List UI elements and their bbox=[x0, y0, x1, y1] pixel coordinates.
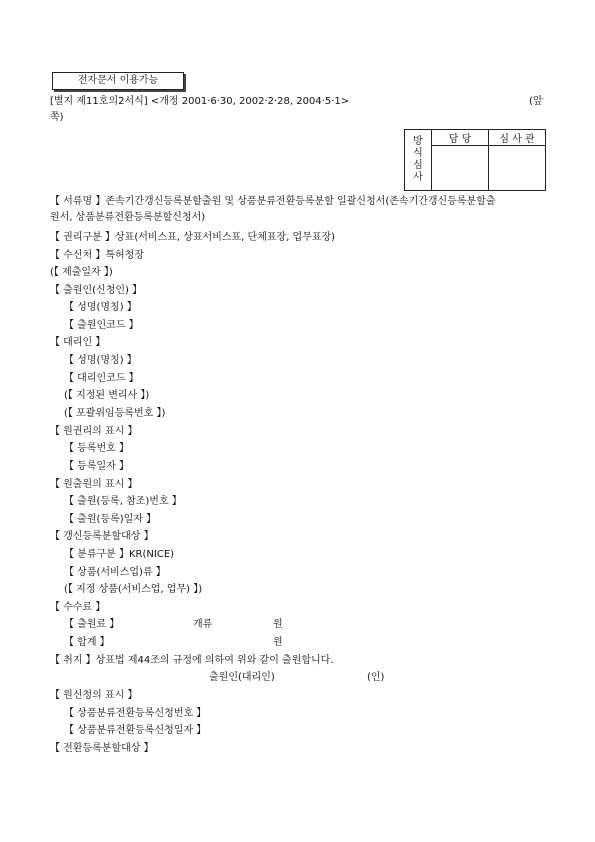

==

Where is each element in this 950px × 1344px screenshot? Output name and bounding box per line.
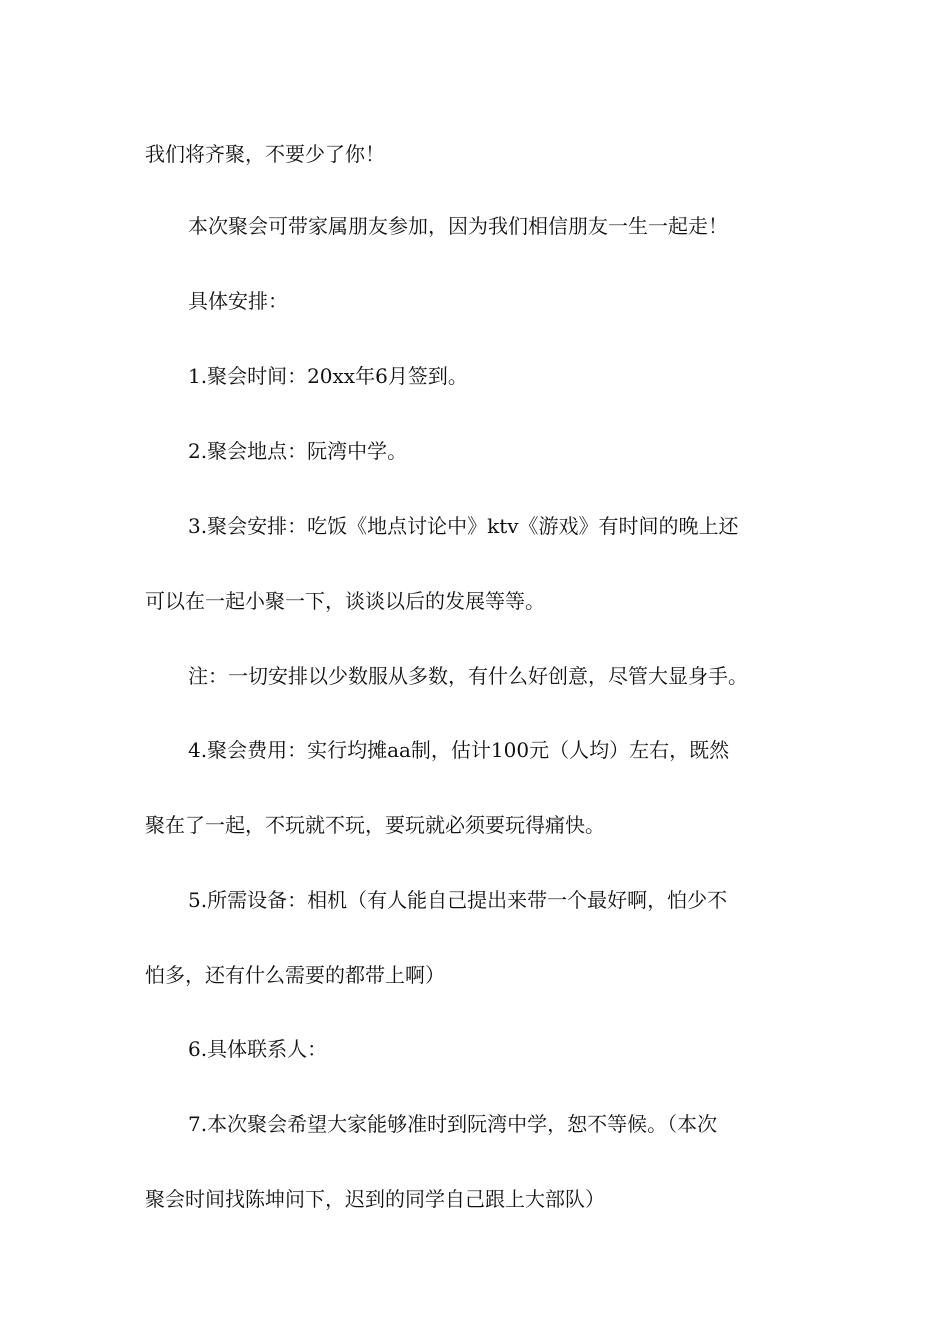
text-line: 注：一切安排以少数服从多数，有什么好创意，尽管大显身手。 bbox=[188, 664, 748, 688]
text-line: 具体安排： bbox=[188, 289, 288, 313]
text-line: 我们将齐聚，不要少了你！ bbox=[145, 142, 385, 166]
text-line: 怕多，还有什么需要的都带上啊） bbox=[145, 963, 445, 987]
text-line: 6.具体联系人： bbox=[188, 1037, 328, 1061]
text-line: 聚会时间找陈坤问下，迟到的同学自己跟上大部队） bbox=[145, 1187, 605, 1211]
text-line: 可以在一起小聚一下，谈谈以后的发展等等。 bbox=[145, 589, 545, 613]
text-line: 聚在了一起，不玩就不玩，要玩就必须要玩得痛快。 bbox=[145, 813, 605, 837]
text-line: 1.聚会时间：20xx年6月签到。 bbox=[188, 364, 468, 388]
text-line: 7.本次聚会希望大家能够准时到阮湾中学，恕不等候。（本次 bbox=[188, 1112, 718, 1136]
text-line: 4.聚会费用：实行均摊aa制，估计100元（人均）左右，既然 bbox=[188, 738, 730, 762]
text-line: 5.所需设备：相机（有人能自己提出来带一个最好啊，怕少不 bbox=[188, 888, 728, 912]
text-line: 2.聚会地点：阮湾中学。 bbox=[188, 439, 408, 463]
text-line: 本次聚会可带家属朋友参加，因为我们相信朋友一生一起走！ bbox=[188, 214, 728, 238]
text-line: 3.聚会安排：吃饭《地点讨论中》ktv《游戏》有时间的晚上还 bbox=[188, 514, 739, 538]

Work to do: Please rewrite the records from the line with "Where is each" to the line with "text-line: 我们将齐聚，不要少了你！ bbox=[145, 142, 385, 166]" as a numbered list, leaving out blank lines and the pictures.

Answer for the task:
1. Where is each element in this 950px × 1344px screenshot? Output name and bounding box per line.
2. text-line: 注：一切安排以少数服从多数，有什么好创意，尽管大显身手。 bbox=[188, 664, 748, 688]
3. text-line: 具体安排： bbox=[188, 289, 288, 313]
4. text-line: 我们将齐聚，不要少了你！ bbox=[145, 142, 385, 166]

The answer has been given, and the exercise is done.